What the task requires: Your task is to print all of the data word for word.
— Begin Provided data —
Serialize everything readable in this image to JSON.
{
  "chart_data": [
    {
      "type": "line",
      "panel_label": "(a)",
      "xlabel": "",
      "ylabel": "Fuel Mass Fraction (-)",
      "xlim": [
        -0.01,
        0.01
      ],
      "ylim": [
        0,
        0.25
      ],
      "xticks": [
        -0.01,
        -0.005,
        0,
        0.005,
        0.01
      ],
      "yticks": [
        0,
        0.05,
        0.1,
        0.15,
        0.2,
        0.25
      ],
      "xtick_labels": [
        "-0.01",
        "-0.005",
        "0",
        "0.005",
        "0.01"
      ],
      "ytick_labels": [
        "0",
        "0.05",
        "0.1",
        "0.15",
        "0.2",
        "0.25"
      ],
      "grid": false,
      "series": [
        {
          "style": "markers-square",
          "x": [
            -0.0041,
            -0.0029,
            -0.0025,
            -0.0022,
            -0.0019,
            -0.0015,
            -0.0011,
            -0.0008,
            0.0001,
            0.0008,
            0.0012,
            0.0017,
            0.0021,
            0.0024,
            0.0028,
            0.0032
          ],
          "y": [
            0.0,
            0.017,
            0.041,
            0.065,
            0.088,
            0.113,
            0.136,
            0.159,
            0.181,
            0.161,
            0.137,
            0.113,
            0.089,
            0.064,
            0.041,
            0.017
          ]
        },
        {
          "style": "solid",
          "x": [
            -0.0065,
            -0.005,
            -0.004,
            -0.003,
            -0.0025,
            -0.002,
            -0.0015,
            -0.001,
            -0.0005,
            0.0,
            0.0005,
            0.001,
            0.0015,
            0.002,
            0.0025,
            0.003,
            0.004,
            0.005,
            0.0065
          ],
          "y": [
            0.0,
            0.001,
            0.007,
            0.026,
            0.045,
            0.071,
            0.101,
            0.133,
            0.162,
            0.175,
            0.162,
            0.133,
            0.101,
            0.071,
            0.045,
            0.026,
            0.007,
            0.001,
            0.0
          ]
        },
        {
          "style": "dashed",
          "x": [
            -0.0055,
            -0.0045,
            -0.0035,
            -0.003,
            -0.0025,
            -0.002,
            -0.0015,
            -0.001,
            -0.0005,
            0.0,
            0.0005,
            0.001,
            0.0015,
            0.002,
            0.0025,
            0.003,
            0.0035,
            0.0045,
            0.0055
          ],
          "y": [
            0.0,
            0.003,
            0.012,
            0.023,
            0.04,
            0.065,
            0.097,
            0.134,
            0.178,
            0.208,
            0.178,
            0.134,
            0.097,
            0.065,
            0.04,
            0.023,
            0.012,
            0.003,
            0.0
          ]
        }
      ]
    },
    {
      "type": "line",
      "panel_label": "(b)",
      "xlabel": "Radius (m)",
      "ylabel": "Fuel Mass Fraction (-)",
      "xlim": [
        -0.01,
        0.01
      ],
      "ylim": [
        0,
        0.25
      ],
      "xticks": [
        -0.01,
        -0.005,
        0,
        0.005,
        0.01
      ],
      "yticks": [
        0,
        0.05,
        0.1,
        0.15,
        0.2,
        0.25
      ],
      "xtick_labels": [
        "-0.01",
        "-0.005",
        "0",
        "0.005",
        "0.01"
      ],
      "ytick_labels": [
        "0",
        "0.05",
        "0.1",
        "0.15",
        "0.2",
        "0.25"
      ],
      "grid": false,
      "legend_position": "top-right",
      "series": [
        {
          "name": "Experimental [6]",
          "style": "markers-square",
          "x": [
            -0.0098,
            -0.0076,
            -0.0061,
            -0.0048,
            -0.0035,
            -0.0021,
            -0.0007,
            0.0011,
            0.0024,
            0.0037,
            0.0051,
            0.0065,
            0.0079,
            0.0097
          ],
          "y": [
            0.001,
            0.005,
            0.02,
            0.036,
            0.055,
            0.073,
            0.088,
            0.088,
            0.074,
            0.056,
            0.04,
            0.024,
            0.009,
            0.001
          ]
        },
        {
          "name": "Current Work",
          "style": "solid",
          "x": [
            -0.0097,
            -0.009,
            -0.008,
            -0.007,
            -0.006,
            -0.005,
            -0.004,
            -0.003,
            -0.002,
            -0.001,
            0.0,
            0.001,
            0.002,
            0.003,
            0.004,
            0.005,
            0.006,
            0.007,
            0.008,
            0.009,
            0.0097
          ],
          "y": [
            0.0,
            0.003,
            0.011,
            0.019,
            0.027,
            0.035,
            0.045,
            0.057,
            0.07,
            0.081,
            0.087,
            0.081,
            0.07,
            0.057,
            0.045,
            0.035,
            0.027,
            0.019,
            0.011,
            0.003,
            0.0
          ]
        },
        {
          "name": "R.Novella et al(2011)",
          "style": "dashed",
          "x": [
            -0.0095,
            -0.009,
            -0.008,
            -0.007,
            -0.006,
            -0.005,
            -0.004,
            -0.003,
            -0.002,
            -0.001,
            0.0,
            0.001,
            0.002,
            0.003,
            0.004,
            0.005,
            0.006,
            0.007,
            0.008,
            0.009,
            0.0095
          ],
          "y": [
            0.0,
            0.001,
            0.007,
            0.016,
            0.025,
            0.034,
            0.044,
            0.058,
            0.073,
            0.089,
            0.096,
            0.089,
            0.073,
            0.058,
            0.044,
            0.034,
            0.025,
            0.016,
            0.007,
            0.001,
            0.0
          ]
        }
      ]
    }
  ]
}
— End Provided data —
Output:
Serialize everything readable in this image to JSON.
{
  "chart_data": [
    {
      "type": "line",
      "panel_label": "(a)",
      "xlabel": "",
      "ylabel": "Fuel Mass Fraction (-)",
      "xlim": [
        -0.01,
        0.01
      ],
      "ylim": [
        0,
        0.25
      ],
      "xticks": [
        -0.01,
        -0.005,
        0,
        0.005,
        0.01
      ],
      "yticks": [
        0,
        0.05,
        0.1,
        0.15,
        0.2,
        0.25
      ],
      "xtick_labels": [
        "-0.01",
        "-0.005",
        "0",
        "0.005",
        "0.01"
      ],
      "ytick_labels": [
        "0",
        "0.05",
        "0.1",
        "0.15",
        "0.2",
        "0.25"
      ],
      "grid": false,
      "series": [
        {
          "style": "markers-square",
          "x": [
            -0.0041,
            -0.0029,
            -0.0025,
            -0.0022,
            -0.0019,
            -0.0015,
            -0.0011,
            -0.0008,
            0.0001,
            0.0008,
            0.0012,
            0.0017,
            0.0021,
            0.0024,
            0.0028,
            0.0032
          ],
          "y": [
            0.0,
            0.017,
            0.041,
            0.065,
            0.088,
            0.113,
            0.136,
            0.159,
            0.181,
            0.161,
            0.137,
            0.113,
            0.089,
            0.064,
            0.041,
            0.017
          ]
        },
        {
          "style": "solid",
          "x": [
            -0.0065,
            -0.005,
            -0.004,
            -0.003,
            -0.0025,
            -0.002,
            -0.0015,
            -0.001,
            -0.0005,
            0.0,
            0.0005,
            0.001,
            0.0015,
            0.002,
            0.0025,
            0.003,
            0.004,
            0.005,
            0.0065
          ],
          "y": [
            0.0,
            0.001,
            0.007,
            0.026,
            0.045,
            0.071,
            0.101,
            0.133,
            0.162,
            0.175,
            0.162,
            0.133,
            0.101,
            0.071,
            0.045,
            0.026,
            0.007,
            0.001,
            0.0
          ]
        },
        {
          "style": "dashed",
          "x": [
            -0.0055,
            -0.0045,
            -0.0035,
            -0.003,
            -0.0025,
            -0.002,
            -0.0015,
            -0.001,
            -0.0005,
            0.0,
            0.0005,
            0.001,
            0.0015,
            0.002,
            0.0025,
            0.003,
            0.0035,
            0.0045,
            0.0055
          ],
          "y": [
            0.0,
            0.003,
            0.012,
            0.023,
            0.04,
            0.065,
            0.097,
            0.134,
            0.178,
            0.208,
            0.178,
            0.134,
            0.097,
            0.065,
            0.04,
            0.023,
            0.012,
            0.003,
            0.0
          ]
        }
      ]
    },
    {
      "type": "line",
      "panel_label": "(b)",
      "xlabel": "Radius (m)",
      "ylabel": "Fuel Mass Fraction (-)",
      "xlim": [
        -0.01,
        0.01
      ],
      "ylim": [
        0,
        0.25
      ],
      "xticks": [
        -0.01,
        -0.005,
        0,
        0.005,
        0.01
      ],
      "yticks": [
        0,
        0.05,
        0.1,
        0.15,
        0.2,
        0.25
      ],
      "xtick_labels": [
        "-0.01",
        "-0.005",
        "0",
        "0.005",
        "0.01"
      ],
      "ytick_labels": [
        "0",
        "0.05",
        "0.1",
        "0.15",
        "0.2",
        "0.25"
      ],
      "grid": false,
      "legend_position": "top-right",
      "series": [
        {
          "name": "Experimental [6]",
          "style": "markers-square",
          "x": [
            -0.0098,
            -0.0076,
            -0.0061,
            -0.0048,
            -0.0035,
            -0.0021,
            -0.0007,
            0.0011,
            0.0024,
            0.0037,
            0.0051,
            0.0065,
            0.0079,
            0.0097
          ],
          "y": [
            0.001,
            0.005,
            0.02,
            0.036,
            0.055,
            0.073,
            0.088,
            0.088,
            0.074,
            0.056,
            0.04,
            0.024,
            0.009,
            0.001
          ]
        },
        {
          "name": "Current Work",
          "style": "solid",
          "x": [
            -0.0097,
            -0.009,
            -0.008,
            -0.007,
            -0.006,
            -0.005,
            -0.004,
            -0.003,
            -0.002,
            -0.001,
            0.0,
            0.001,
            0.002,
            0.003,
            0.004,
            0.005,
            0.006,
            0.007,
            0.008,
            0.009,
            0.0097
          ],
          "y": [
            0.0,
            0.003,
            0.011,
            0.019,
            0.027,
            0.035,
            0.045,
            0.057,
            0.07,
            0.081,
            0.087,
            0.081,
            0.07,
            0.057,
            0.045,
            0.035,
            0.027,
            0.019,
            0.011,
            0.003,
            0.0
          ]
        },
        {
          "name": "R.Novella et al(2011)",
          "style": "dashed",
          "x": [
            -0.0095,
            -0.009,
            -0.008,
            -0.007,
            -0.006,
            -0.005,
            -0.004,
            -0.003,
            -0.002,
            -0.001,
            0.0,
            0.001,
            0.002,
            0.003,
            0.004,
            0.005,
            0.006,
            0.007,
            0.008,
            0.009,
            0.0095
          ],
          "y": [
            0.0,
            0.001,
            0.007,
            0.016,
            0.025,
            0.034,
            0.044,
            0.058,
            0.073,
            0.089,
            0.096,
            0.089,
            0.073,
            0.058,
            0.044,
            0.034,
            0.025,
            0.016,
            0.007,
            0.001,
            0.0
          ]
        }
      ]
    }
  ]
}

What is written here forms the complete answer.